[start of Input]

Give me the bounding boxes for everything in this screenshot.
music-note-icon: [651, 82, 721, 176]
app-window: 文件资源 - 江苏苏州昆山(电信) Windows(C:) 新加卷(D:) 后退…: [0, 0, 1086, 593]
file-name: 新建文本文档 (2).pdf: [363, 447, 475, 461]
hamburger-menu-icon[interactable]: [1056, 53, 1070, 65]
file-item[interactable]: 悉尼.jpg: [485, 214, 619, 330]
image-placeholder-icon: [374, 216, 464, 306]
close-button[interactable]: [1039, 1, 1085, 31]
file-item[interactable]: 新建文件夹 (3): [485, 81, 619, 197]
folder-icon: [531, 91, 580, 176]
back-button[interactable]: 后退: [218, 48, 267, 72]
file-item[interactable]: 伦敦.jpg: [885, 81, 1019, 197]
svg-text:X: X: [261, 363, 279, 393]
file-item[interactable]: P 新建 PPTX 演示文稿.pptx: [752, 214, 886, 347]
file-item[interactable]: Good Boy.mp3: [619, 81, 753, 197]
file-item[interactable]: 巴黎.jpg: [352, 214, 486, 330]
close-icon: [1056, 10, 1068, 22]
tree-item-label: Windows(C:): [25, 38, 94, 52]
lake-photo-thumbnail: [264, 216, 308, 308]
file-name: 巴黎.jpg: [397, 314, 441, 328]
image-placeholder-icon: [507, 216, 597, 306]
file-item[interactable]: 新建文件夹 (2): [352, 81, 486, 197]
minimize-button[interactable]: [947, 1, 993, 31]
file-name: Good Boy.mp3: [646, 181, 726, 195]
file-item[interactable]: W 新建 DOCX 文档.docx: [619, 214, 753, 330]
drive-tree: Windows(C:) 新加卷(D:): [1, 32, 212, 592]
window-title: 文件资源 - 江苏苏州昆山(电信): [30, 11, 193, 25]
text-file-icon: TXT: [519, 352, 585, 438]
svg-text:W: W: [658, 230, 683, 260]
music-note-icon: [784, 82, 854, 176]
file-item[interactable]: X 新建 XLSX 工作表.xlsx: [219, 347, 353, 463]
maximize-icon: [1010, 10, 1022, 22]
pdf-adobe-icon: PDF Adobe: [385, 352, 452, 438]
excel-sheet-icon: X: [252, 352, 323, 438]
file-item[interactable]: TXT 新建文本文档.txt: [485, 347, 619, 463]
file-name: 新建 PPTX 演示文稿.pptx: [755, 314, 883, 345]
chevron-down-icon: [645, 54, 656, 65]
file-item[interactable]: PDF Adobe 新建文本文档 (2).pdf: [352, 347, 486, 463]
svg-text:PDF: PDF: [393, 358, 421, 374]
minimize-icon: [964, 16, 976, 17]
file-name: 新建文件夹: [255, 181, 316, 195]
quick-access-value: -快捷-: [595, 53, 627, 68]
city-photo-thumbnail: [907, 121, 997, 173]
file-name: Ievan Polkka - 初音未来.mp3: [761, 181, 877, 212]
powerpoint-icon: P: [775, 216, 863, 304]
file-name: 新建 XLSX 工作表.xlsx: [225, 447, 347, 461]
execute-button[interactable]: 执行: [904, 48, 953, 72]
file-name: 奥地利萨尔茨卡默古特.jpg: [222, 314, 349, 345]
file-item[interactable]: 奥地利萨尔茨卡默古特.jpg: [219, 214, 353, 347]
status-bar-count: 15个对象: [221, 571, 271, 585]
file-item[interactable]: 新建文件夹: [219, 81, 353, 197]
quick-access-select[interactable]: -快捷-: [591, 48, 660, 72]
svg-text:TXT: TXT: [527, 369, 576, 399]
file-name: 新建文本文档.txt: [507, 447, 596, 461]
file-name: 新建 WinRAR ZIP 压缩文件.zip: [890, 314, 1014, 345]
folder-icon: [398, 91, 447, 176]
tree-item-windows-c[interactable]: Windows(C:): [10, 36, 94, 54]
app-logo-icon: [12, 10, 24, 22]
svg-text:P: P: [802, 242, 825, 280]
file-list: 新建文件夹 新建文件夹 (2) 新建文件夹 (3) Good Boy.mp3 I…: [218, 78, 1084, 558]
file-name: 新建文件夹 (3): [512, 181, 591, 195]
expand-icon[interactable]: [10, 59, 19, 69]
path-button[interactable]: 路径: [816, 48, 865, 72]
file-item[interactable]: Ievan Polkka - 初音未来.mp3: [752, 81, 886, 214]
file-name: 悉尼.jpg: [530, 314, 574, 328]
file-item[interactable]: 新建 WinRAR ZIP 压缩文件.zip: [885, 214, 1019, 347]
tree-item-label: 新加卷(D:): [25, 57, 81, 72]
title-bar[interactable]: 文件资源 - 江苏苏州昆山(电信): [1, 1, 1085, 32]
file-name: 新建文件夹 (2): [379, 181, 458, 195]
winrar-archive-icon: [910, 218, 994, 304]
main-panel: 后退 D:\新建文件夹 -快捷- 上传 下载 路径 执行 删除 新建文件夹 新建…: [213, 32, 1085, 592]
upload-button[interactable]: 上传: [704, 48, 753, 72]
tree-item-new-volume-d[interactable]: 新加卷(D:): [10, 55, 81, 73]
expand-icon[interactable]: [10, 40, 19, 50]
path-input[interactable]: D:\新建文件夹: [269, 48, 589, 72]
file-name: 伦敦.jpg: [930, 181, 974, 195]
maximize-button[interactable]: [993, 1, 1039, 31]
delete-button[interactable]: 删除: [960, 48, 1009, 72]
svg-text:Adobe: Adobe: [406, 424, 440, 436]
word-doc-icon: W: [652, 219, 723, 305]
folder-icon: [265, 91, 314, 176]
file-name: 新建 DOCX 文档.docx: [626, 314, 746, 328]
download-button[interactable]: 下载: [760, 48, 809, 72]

[end of Input]
[start of Input]

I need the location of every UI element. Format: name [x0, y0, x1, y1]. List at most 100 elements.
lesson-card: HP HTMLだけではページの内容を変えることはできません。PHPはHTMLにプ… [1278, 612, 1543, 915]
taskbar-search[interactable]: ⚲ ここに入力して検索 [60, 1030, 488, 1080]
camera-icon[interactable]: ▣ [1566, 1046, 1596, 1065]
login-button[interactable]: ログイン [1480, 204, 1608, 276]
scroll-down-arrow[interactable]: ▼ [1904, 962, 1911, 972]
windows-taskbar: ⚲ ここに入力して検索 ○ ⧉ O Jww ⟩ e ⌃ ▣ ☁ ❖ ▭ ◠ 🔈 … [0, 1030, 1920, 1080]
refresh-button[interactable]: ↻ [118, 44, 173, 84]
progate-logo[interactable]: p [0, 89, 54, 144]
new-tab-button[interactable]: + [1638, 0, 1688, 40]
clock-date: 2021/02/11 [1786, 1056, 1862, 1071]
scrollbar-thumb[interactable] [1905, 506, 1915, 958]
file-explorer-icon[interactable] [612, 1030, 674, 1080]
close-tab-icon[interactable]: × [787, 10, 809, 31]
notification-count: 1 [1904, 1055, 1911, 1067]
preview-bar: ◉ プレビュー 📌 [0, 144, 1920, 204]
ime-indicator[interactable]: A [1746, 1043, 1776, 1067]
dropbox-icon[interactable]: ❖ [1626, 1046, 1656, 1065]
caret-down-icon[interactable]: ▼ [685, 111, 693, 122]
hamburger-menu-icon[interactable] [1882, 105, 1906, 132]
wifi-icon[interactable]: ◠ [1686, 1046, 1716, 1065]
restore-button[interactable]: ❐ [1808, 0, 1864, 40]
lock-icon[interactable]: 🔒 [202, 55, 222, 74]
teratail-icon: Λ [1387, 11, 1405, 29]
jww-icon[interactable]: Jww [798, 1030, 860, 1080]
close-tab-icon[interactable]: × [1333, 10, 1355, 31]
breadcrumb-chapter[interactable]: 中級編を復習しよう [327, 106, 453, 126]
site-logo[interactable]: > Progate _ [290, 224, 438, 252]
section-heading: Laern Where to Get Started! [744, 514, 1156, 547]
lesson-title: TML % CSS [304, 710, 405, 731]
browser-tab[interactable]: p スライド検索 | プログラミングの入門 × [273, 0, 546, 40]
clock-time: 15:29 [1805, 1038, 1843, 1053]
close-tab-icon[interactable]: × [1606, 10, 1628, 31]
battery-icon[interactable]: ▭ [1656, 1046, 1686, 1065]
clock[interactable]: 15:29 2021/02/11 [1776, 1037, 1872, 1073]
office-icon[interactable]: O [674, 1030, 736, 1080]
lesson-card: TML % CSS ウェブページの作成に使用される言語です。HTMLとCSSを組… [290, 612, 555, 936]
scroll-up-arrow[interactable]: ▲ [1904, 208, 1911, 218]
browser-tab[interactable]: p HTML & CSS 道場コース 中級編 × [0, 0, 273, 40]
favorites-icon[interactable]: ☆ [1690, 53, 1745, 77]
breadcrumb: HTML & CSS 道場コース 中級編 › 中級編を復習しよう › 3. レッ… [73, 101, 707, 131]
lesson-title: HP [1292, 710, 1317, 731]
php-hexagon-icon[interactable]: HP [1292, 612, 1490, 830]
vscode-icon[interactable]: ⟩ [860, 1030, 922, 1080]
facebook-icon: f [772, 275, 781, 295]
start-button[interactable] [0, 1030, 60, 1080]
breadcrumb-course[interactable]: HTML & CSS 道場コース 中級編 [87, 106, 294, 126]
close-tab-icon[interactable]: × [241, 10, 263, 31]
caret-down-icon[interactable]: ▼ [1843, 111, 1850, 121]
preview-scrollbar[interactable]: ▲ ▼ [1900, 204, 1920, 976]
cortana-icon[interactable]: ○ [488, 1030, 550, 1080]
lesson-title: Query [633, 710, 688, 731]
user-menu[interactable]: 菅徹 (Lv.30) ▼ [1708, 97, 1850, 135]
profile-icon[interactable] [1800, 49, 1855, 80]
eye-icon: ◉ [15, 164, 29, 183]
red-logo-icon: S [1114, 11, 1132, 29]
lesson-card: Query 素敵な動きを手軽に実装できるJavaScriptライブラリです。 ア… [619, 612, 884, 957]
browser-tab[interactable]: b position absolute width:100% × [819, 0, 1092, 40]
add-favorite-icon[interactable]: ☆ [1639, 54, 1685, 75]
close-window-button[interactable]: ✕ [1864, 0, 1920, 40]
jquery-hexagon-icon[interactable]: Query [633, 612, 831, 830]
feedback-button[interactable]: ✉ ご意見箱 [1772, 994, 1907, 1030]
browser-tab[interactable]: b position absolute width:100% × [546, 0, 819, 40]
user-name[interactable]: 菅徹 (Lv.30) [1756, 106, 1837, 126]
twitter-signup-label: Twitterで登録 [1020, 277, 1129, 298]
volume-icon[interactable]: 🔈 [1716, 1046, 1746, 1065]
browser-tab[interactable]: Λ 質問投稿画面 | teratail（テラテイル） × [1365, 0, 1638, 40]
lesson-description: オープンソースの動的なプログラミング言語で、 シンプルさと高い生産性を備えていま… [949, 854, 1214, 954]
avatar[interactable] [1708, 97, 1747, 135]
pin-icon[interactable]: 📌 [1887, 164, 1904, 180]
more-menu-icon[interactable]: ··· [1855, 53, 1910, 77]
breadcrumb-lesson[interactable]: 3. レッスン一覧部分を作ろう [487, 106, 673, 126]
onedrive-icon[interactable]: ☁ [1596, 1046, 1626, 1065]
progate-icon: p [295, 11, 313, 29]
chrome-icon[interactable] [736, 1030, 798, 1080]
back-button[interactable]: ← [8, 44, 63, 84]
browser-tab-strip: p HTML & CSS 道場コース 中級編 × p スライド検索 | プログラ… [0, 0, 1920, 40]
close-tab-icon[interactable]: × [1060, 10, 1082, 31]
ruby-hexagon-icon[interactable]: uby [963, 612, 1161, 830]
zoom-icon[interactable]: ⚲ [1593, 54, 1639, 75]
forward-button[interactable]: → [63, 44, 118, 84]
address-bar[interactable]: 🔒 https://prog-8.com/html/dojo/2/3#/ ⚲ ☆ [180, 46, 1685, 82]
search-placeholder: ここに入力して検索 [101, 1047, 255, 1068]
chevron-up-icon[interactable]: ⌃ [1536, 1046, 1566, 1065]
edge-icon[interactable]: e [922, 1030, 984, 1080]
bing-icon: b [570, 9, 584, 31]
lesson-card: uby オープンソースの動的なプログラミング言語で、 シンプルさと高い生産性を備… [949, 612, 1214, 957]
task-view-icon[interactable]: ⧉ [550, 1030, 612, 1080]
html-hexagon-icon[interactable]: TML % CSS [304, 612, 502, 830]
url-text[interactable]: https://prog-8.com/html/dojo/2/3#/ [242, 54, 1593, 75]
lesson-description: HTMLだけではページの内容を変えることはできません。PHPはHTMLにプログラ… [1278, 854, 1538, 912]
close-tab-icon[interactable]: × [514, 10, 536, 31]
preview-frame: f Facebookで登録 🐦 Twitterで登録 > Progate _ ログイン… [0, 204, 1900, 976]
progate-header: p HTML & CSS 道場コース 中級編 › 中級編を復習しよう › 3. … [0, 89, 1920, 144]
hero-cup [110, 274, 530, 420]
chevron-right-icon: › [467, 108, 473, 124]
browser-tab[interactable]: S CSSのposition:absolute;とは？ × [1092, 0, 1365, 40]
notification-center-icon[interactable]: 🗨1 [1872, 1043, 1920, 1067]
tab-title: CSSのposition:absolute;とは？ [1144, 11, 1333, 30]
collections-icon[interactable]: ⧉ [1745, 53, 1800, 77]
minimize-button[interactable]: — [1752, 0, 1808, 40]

[end of Input]

▶ **The exercise**: Reproduce the lines from the line with "I need the location" up to and including the line with "clock[interactable]: 15:29 2021/02/11", substituting "tab-close-icon" for every "close-tab-icon" and leaving all else unchanged.

▶ **Solution**:
I need the location of every UI element. Format: name [x0, y0, x1, y1]. List at most 100 elements.
lesson-card: HP HTMLだけではページの内容を変えることはできません。PHPはHTMLにプ… [1278, 612, 1543, 915]
taskbar-search[interactable]: ⚲ ここに入力して検索 [60, 1030, 488, 1080]
camera-icon[interactable]: ▣ [1566, 1046, 1596, 1065]
login-button[interactable]: ログイン [1480, 204, 1608, 276]
scroll-down-arrow[interactable]: ▼ [1904, 962, 1911, 972]
windows-taskbar: ⚲ ここに入力して検索 ○ ⧉ O Jww ⟩ e ⌃ ▣ ☁ ❖ ▭ ◠ 🔈 … [0, 1030, 1920, 1080]
refresh-button[interactable]: ↻ [118, 44, 173, 84]
progate-logo[interactable]: p [0, 89, 54, 144]
new-tab-button[interactable]: + [1638, 0, 1688, 40]
clock-date: 2021/02/11 [1786, 1056, 1862, 1071]
scrollbar-thumb[interactable] [1905, 506, 1915, 958]
file-explorer-icon[interactable] [612, 1030, 674, 1080]
tab-close-icon[interactable]: × [787, 10, 809, 31]
notification-count: 1 [1904, 1055, 1911, 1067]
preview-bar: ◉ プレビュー 📌 [0, 144, 1920, 204]
ime-indicator[interactable]: A [1746, 1043, 1776, 1067]
dropbox-icon[interactable]: ❖ [1626, 1046, 1656, 1065]
caret-down-icon[interactable]: ▼ [685, 111, 693, 122]
hamburger-menu-icon[interactable] [1882, 105, 1906, 132]
wifi-icon[interactable]: ◠ [1686, 1046, 1716, 1065]
restore-button[interactable]: ❐ [1808, 0, 1864, 40]
lock-icon[interactable]: 🔒 [202, 55, 222, 74]
teratail-icon: Λ [1387, 11, 1405, 29]
jww-icon[interactable]: Jww [798, 1030, 860, 1080]
tab-close-icon[interactable]: × [1333, 10, 1355, 31]
breadcrumb-chapter[interactable]: 中級編を復習しよう [327, 106, 453, 126]
site-logo[interactable]: > Progate _ [290, 224, 438, 252]
section-heading: Laern Where to Get Started! [744, 514, 1156, 547]
lesson-title: TML % CSS [304, 710, 405, 731]
browser-tab[interactable]: p スライド検索 | プログラミングの入門 × [273, 0, 546, 40]
clock-time: 15:29 [1805, 1038, 1843, 1053]
tab-close-icon[interactable]: × [1606, 10, 1628, 31]
battery-icon[interactable]: ▭ [1656, 1046, 1686, 1065]
clock[interactable]: 15:29 2021/02/11 [1776, 1037, 1872, 1073]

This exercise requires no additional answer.